» **What is expected**
Read the records below and copy each line that contains "business".

Saved data entries:
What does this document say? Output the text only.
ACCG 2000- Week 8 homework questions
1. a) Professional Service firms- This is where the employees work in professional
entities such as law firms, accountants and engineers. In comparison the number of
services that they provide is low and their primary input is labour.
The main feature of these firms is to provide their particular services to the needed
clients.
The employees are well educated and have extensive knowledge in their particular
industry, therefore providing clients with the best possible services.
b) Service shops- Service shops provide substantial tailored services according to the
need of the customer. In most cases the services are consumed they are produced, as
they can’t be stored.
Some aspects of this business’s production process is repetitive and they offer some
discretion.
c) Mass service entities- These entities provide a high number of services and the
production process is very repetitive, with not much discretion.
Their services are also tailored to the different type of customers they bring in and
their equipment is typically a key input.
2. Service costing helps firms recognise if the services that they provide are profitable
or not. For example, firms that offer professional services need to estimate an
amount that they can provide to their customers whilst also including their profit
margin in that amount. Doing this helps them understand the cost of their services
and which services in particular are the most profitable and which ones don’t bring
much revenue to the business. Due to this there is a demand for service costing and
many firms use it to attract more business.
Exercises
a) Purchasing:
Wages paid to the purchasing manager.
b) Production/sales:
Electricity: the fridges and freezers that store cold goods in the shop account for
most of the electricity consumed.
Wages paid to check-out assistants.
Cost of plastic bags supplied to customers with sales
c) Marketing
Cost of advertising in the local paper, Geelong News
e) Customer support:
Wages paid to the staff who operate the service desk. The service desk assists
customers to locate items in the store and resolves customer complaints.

...

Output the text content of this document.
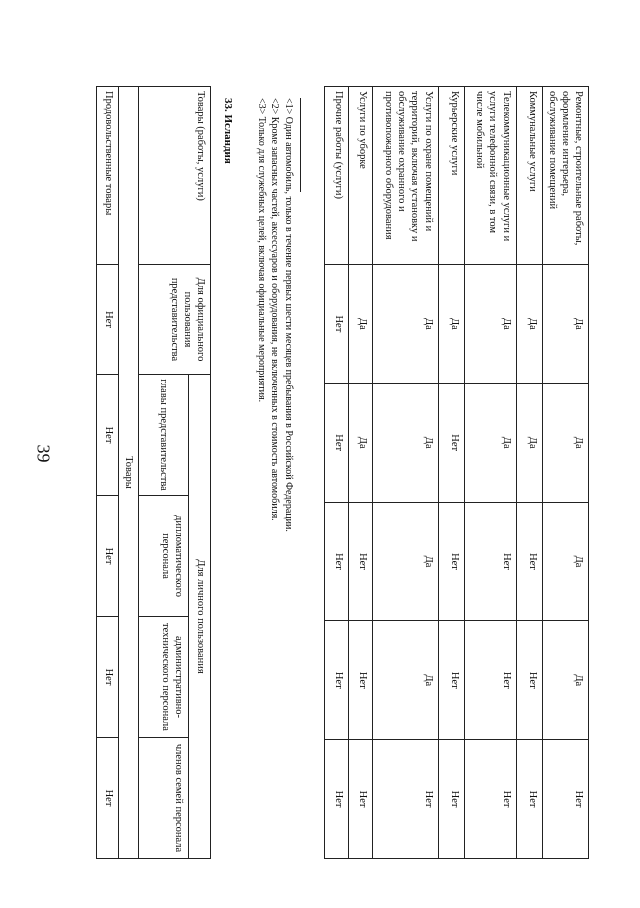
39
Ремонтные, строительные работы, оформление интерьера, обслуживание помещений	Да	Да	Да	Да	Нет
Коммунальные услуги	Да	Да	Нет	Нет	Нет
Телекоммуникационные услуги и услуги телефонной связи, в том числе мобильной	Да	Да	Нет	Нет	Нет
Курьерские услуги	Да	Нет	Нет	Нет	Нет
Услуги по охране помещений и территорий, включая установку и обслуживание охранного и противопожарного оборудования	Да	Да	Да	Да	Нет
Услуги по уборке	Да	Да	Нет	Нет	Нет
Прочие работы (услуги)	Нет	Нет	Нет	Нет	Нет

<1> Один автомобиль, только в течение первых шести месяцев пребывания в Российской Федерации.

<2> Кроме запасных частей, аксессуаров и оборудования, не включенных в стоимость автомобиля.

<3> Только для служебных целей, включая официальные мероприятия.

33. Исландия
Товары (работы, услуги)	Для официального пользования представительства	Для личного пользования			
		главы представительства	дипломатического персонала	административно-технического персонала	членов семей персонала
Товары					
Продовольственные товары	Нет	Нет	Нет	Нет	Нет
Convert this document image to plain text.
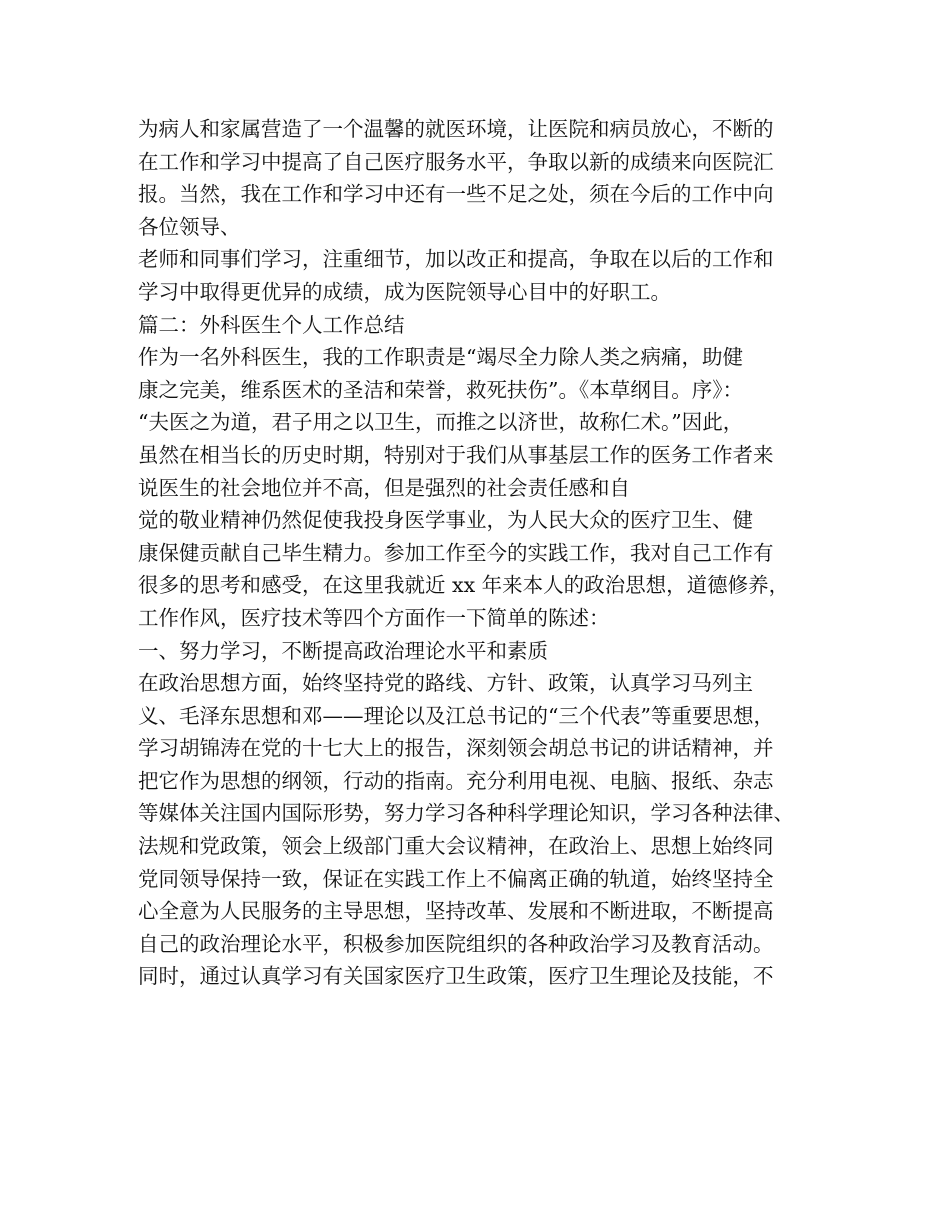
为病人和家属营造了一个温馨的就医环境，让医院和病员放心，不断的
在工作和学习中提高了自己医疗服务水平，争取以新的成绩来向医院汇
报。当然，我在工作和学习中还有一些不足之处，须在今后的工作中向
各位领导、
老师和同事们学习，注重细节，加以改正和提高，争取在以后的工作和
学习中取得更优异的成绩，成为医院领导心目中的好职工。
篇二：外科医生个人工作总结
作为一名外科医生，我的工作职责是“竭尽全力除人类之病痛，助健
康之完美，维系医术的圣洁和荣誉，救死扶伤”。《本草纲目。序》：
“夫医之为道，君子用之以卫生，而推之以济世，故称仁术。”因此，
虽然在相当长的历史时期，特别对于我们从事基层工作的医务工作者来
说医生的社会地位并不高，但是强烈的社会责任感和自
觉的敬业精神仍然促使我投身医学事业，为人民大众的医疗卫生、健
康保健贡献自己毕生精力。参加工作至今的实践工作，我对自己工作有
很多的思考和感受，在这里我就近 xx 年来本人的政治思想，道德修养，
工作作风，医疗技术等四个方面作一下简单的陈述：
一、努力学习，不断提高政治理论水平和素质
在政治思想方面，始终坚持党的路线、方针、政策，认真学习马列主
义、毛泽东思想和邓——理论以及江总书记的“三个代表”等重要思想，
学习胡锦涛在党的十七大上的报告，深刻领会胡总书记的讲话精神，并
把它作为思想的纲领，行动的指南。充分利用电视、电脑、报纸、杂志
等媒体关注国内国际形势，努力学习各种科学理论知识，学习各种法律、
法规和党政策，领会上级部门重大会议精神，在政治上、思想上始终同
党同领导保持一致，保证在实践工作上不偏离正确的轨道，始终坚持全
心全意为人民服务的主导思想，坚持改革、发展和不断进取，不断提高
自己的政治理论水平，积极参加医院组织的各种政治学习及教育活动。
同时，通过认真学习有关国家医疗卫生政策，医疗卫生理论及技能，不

» **Solved problem**
Some aspects of this business’s production process is repetitive and they offer some
much revenue to the business. Due to this there is a demand for service costing and
many firms use it to attract more business.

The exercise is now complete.